Исходный текст
□ □ □ □ □

Ионийская натурфилософская школа (Фалес, Анаксимандр, Анаксимен, Гераклит)
Итак,первая философская школа возникла в Древней Греции в конце VII века – VI веке до н.э. в Ионии – географически эта область тогдашней Греции называется Малой Азией (сейчас это территория Турции). Первым философом, по согласному признанию греков, был Фалес (625 – 547) из ионийского города Милет. Учеником Фалеса был Анаксимандр (610 – 546), а учеником Анаксимандра – Анаксимен (588 – 525). Рядом с этими философами-милетцами следует назвать Гераклита (540 – 480) из Эфеса – еще одного ионийского города. Всех этих философов объединяет то, что они были философами природы – натурфилософами и решали одну и ту же проблему: проблему поиска мирового природного первоначала, по гречески –архэ (греч. ἀρχή– начало, принцип).
Хорошо о существе их натурфилософской позиции сказал Аристотель: «Из тех, кто первые занялись философией, большинство считало началом всех вещей одни лишь начала в виде материи: то, из чего состоят все вещи, из чего первого они возникают и во что в конечном счете разрушаются, причем основное существо пребывает, а по свойствам своим меняется – это они считают элементом и это началом вещей». Таких элементов или, как еще говорили, стихий, из которых состоят все вещи в мире, как предполагалось, существует четыре: вода, земля, воздух, огонь. Иногда в число этих стихий включали еще эфир – некий особенно тонкий элемент. На роль же первоначала натурфилософы выдвигали один из этих элементов: Фалес – воду, Анаксимен – воздух, Гераклит – огонь. Первоначало путем сгущения и разряжения превращалось, согласно их взглядам, в другие элементы-стихии, а уже из совокупности всех стихий возникали все вещи. Несколько особую позицию развил Анаксимандр. Он считал, что первоначалом не может быть ни один из названных элементов, чувственно воспринимаемых в окружающем мире. По Анаксимандру первоначалом является материальное, но само по себе чувственно не воспринимаемое начало – апейрон (apeiron), т.е. нечто беспредельное, бесконечное и неопределенное. Это неопределенное первовещество обладает, тем не менее, качествами – противоположностями: теплое и холодное, сухое и влажное; из взаимодействия этих противоположных качеств апейрона возникают известные элементы; а в остальном позиция Анаксимандра, в общем, совпадает с позицией других упомянутых натурфилософов. В целом процесс возникновения вещей представлялся всем им как процесс порождения состоянием хаоса состояния космоса. Так, например, Теофраст (ок. 370 – 288/285) в своих «Мнениях физиков» об Анаксимандровом апейроне сообщает: «Он [Анаксимандр] объявил, что это не есть ни вода, ни один из так называемых элементов, но это субстанция, которая бесконечна, отличная от них, откуда произрастают(выделено мной – В. М.) все небеса и все миры, которые в ней содержатся». То есть, как мы понимаем, имея в виду, в частности, то, что было сказано в первых лекциях о двух версиях возникновения космоса – версии порождения и версии сотворения космоса, что учения названных натурфилософов – материалистические.

□ □ □ □ □

Фрагмент набора данных

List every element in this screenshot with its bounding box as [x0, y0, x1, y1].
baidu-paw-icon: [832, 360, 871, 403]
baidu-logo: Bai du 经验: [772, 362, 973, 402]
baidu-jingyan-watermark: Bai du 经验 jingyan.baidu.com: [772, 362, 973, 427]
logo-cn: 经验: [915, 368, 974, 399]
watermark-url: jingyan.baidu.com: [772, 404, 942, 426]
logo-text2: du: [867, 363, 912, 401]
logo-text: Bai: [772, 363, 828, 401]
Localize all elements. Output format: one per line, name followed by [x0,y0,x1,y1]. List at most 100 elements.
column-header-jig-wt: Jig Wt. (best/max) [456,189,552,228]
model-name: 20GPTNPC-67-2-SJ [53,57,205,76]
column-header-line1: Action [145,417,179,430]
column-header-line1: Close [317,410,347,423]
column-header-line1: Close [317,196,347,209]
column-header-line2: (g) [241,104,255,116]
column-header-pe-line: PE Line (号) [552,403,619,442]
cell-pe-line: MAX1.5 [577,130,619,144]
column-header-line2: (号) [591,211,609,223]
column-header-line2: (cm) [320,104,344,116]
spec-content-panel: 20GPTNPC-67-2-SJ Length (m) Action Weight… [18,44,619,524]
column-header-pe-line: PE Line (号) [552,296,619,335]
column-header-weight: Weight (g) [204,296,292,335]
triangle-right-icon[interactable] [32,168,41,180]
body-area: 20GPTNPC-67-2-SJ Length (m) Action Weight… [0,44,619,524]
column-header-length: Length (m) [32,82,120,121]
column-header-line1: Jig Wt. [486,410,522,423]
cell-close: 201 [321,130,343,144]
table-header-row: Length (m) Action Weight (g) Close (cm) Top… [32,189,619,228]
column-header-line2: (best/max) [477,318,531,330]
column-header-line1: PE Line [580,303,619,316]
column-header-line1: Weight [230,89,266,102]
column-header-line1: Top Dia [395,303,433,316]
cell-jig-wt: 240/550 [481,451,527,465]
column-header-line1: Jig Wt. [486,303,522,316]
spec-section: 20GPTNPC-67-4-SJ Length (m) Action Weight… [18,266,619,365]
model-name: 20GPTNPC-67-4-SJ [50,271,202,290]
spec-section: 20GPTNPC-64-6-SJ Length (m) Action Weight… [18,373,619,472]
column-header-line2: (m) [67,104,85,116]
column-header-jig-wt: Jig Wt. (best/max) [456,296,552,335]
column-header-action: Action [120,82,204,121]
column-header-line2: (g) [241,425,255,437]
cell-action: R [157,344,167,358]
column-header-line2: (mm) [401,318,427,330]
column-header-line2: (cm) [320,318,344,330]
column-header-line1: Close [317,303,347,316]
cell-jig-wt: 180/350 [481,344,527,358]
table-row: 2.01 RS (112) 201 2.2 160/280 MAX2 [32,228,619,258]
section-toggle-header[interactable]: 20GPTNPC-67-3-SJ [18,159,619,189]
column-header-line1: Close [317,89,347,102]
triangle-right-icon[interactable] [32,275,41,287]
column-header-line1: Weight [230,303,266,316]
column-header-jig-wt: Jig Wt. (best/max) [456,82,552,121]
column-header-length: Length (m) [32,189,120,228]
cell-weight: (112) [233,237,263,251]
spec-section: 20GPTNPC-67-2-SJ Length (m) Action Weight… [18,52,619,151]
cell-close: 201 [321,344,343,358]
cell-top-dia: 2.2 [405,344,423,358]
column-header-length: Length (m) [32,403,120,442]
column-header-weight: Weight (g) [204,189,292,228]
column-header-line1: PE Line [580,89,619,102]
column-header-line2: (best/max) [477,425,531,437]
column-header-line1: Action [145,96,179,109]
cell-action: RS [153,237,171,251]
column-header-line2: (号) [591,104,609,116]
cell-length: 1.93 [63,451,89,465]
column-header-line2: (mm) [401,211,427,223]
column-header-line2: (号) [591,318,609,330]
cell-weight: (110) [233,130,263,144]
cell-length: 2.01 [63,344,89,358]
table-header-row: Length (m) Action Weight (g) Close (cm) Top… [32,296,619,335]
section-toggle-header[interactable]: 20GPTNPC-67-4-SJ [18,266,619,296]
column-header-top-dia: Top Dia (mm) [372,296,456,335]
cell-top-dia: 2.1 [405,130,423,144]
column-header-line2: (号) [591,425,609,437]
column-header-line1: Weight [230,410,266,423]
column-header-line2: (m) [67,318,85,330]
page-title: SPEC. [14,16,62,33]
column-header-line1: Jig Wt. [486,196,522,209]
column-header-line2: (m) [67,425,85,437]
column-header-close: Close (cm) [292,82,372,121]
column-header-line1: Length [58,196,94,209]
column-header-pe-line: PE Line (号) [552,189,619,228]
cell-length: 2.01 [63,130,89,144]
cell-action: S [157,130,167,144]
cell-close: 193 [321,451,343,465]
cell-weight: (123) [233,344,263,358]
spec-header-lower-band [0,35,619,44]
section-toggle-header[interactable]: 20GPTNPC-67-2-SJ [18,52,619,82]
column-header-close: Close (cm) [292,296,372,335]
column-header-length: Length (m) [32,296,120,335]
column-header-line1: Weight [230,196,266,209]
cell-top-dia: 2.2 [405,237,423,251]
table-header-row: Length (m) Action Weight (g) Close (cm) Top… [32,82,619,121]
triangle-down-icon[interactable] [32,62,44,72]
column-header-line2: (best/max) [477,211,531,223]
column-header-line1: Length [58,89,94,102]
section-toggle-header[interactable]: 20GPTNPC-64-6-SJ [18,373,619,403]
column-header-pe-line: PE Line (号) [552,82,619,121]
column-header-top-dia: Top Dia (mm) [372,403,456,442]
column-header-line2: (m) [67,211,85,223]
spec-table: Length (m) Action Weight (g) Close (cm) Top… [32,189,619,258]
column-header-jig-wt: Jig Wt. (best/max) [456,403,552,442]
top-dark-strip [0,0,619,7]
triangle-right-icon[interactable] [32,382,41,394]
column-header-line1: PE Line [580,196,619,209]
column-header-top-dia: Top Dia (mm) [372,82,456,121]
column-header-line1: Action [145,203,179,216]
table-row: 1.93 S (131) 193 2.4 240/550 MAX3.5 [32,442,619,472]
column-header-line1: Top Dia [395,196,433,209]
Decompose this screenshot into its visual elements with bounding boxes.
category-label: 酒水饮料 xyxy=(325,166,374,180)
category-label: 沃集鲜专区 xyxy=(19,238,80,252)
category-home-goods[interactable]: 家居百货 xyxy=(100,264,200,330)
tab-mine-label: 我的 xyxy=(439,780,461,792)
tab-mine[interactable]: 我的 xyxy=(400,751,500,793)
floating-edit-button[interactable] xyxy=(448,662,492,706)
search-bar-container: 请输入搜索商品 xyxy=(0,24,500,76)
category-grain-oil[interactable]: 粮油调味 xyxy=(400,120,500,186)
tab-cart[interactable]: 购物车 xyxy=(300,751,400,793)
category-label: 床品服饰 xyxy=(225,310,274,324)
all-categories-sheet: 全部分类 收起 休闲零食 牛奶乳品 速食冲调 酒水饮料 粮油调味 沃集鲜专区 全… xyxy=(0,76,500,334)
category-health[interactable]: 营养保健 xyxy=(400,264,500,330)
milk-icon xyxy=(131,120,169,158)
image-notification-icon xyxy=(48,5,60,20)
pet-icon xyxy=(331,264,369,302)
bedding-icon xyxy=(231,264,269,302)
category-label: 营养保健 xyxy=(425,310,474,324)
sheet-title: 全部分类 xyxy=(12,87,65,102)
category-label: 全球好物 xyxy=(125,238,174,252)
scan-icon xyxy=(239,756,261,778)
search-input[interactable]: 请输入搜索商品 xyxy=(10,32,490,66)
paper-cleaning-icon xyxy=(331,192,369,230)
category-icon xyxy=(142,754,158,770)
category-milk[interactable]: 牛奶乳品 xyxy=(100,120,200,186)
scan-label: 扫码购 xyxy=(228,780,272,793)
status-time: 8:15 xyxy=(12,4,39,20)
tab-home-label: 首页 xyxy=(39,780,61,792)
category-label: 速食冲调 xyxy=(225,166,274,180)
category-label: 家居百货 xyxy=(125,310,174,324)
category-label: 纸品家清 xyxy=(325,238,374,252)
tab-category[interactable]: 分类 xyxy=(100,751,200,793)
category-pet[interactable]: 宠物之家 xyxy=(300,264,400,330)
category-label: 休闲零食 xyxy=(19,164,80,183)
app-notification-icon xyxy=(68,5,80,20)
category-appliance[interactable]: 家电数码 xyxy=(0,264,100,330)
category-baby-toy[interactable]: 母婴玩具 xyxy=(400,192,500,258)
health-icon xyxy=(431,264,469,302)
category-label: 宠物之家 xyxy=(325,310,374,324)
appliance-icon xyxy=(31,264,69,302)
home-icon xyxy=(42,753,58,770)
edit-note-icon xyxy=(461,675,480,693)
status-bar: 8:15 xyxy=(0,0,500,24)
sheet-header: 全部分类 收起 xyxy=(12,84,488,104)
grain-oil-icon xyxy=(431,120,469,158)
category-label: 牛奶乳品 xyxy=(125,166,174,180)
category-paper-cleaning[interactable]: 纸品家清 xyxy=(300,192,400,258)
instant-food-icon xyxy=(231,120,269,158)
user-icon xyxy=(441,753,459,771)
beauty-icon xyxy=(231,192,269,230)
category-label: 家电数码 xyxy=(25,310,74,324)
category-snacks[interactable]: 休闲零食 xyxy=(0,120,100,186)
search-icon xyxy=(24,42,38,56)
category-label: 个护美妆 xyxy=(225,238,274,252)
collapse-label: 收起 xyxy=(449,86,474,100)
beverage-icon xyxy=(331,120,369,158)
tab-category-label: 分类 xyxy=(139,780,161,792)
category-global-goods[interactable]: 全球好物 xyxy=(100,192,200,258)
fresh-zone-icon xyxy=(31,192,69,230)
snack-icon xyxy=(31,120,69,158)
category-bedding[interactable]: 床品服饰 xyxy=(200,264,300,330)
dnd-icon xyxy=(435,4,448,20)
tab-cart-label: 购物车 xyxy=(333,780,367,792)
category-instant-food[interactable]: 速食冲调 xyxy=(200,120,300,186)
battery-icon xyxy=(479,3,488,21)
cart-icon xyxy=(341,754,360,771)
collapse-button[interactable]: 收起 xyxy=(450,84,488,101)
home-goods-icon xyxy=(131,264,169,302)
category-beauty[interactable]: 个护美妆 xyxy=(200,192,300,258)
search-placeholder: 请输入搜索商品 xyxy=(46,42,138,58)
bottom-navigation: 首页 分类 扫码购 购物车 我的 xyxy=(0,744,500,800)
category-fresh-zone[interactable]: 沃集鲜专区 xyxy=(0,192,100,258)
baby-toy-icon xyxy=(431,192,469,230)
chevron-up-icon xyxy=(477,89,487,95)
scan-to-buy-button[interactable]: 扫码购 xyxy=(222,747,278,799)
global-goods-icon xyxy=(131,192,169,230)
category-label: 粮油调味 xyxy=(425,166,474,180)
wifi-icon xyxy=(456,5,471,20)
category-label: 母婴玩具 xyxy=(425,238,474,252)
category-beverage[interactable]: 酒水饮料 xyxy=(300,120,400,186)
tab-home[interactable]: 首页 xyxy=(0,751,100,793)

□ □ □ □ □

Задания
- 1) Выпишите из исходного текста отрывок между словами «Ионийская натурфилософская школа» и «ἀρχή– начало, принцип).» включительно.
- 2) Изложите суть исходного текста в двух предложениях.
Строки никак не связаны с исходным текстом.

Ответы к заданиям
- 1)
Ионийская натурфилософская школа (Фалес, Анаксимандр, Анаксимен, Гераклит)
Итак,первая философская школа возникла в Древней Греции в конце VII века – VI веке до н.э. в Ионии – географически эта область тогдашней Греции называется Малой Азией (сейчас это территория Турции). Первым философом, по согласному признанию греков, был Фалес (625 – 547) из ионийского города Милет. Учеником Фалеса был Анаксимандр (610 – 546), а учеником Анаксимандра – Анаксимен (588 – 525). Рядом с этими философами-милетцами следует назвать Гераклита (540 – 480) из Эфеса – еще одного ионийского города. Всех этих философов объединяет то, что они были философами природы – натурфилософами и решали одну и ту же проблему: проблему поиска мирового природного первоначала, по гречески –архэ (греч. ἀρχή– начало, принцип).

- 2) Первая философская школа возникла в Ионии в конце VII – VI веке до н. э.; её представители Фалес, Анаксимандр, Анаксимен и Гераклит были натурфилософами и искали мировое природное первоначало — архэ. Фалес считал первоначалом воду, Анаксимен — воздух, Гераклит — огонь, а Анаксимандр — апейрон, материальное, но чувственно не воспринимаемое беспредельное начало.